Repeat each line exactly as it is written.

Excerpted records —
· · · · · · ·
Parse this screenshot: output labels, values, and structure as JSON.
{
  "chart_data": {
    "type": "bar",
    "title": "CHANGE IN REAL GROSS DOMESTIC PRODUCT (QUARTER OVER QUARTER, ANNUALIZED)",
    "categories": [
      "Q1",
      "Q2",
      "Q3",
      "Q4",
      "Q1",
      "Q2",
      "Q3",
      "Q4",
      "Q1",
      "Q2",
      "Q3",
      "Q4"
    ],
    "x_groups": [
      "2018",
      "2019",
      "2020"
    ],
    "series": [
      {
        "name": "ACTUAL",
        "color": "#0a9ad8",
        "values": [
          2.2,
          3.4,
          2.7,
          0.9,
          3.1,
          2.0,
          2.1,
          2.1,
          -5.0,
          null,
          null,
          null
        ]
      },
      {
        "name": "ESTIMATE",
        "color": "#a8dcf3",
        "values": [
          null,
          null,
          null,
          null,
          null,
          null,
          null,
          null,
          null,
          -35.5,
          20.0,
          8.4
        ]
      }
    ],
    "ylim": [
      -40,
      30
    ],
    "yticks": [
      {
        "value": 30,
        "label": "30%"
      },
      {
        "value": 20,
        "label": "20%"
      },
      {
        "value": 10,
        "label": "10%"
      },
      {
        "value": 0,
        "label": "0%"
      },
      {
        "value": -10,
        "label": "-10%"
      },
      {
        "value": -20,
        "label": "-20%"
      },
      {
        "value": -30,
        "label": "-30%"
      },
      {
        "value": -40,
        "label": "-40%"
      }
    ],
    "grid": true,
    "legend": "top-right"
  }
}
· · · · · · ·
Task response —
Parse this screenshot: output labels, values, and structure as JSON.
{
  "chart_data": {
    "type": "bar",
    "title": "CHANGE IN REAL GROSS DOMESTIC PRODUCT (QUARTER OVER QUARTER, ANNUALIZED)",
    "categories": [
      "Q1",
      "Q2",
      "Q3",
      "Q4",
      "Q1",
      "Q2",
      "Q3",
      "Q4",
      "Q1",
      "Q2",
      "Q3",
      "Q4"
    ],
    "x_groups": [
      "2018",
      "2019",
      "2020"
    ],
    "series": [
      {
        "name": "ACTUAL",
        "color": "#0a9ad8",
        "values": [
          2.2,
          3.4,
          2.7,
          0.9,
          3.1,
          2.0,
          2.1,
          2.1,
          -5.0,
          null,
          null,
          null
        ]
      },
      {
        "name": "ESTIMATE",
        "color": "#a8dcf3",
        "values": [
          null,
          null,
          null,
          null,
          null,
          null,
          null,
          null,
          null,
          -35.5,
          20.0,
          8.4
        ]
      }
    ],
    "ylim": [
      -40,
      30
    ],
    "yticks": [
      {
        "value": 30,
        "label": "30%"
      },
      {
        "value": 20,
        "label": "20%"
      },
      {
        "value": 10,
        "label": "10%"
      },
      {
        "value": 0,
        "label": "0%"
      },
      {
        "value": -10,
        "label": "-10%"
      },
      {
        "value": -20,
        "label": "-20%"
      },
      {
        "value": -30,
        "label": "-30%"
      },
      {
        "value": -40,
        "label": "-40%"
      }
    ],
    "grid": true,
    "legend": "top-right"
  }
}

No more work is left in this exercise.